Entries
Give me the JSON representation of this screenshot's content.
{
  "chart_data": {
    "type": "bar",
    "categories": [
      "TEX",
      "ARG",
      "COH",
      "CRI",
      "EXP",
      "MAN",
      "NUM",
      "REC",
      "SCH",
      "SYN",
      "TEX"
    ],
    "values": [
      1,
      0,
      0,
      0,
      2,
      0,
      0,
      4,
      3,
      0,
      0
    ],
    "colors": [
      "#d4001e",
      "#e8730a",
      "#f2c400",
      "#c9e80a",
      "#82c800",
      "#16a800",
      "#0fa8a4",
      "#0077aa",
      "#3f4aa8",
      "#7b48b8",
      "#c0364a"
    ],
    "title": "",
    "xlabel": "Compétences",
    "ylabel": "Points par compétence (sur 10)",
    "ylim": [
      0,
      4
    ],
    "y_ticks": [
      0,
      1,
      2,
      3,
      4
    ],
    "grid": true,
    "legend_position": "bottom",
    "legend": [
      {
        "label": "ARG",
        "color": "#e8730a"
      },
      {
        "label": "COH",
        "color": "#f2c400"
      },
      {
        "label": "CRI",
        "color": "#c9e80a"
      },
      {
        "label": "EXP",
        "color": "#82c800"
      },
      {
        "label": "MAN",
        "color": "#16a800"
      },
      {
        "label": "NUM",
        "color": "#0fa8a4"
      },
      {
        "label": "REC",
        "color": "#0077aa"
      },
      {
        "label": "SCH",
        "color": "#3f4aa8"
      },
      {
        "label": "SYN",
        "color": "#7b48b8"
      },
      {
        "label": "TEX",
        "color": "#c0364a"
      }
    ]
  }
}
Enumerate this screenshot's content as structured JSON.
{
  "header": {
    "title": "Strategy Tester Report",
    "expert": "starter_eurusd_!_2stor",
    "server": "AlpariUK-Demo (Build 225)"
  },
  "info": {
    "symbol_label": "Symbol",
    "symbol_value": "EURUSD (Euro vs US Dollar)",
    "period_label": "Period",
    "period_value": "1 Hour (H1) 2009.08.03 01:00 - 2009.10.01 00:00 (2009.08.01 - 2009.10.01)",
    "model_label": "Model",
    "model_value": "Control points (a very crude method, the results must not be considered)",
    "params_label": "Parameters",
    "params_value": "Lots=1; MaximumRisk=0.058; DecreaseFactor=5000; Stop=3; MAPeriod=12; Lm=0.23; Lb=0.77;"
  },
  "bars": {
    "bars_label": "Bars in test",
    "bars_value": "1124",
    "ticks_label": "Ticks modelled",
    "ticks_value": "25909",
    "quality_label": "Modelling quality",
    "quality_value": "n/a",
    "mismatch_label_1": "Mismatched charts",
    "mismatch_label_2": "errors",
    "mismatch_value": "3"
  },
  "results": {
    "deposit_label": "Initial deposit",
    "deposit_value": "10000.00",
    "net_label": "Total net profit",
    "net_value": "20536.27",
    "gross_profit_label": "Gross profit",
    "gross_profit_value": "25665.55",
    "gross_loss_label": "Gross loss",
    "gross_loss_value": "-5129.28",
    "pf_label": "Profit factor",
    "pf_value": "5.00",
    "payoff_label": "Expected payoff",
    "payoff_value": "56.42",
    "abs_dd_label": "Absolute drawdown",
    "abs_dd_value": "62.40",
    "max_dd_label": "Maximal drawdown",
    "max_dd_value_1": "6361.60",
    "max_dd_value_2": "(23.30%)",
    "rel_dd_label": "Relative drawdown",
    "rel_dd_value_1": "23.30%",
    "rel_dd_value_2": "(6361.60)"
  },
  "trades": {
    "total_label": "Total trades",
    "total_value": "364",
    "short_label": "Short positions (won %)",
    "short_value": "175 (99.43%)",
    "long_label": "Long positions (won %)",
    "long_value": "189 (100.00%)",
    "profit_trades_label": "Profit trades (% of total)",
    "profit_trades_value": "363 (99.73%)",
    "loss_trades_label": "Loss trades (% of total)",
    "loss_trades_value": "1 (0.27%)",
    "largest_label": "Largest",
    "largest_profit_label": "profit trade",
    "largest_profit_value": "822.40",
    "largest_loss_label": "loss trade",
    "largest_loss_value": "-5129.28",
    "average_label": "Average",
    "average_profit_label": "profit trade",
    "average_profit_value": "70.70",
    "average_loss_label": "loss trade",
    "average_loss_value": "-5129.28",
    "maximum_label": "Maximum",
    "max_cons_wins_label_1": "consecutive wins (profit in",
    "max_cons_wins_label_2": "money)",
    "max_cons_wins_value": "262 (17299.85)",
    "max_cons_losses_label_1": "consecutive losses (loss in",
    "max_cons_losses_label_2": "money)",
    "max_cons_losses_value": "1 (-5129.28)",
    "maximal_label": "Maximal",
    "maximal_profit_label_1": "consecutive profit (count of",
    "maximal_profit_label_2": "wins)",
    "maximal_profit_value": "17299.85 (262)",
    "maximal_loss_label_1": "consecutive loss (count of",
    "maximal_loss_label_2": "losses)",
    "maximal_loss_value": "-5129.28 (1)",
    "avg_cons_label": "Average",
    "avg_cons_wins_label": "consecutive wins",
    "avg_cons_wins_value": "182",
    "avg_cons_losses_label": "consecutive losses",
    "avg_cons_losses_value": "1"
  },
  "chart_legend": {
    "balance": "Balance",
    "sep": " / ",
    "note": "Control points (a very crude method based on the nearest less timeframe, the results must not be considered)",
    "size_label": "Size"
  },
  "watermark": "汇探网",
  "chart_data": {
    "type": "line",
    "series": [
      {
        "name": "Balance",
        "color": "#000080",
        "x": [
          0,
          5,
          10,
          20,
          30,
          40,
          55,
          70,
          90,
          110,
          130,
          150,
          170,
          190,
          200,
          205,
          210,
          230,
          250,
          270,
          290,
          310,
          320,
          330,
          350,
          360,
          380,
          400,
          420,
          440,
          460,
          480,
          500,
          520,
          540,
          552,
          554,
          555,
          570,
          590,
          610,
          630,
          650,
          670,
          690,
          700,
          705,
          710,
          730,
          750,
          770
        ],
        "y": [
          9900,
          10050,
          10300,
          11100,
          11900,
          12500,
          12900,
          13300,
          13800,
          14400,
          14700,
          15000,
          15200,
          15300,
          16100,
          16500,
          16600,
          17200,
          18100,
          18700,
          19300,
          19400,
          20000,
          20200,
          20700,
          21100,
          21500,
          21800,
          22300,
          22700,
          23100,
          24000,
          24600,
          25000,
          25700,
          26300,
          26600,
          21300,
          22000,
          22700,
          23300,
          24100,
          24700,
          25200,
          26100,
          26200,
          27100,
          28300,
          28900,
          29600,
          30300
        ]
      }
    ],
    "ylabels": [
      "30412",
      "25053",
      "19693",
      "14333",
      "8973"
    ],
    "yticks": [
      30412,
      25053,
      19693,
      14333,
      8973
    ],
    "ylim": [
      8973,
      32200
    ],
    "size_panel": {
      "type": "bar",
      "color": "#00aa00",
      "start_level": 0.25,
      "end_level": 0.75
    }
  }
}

Task prompt
Copy out the lines in which the string "screenshot" appears.

Output of the exercise
Give me the JSON representation of this screenshot's content.
Enumerate this screenshot's content as structured JSON.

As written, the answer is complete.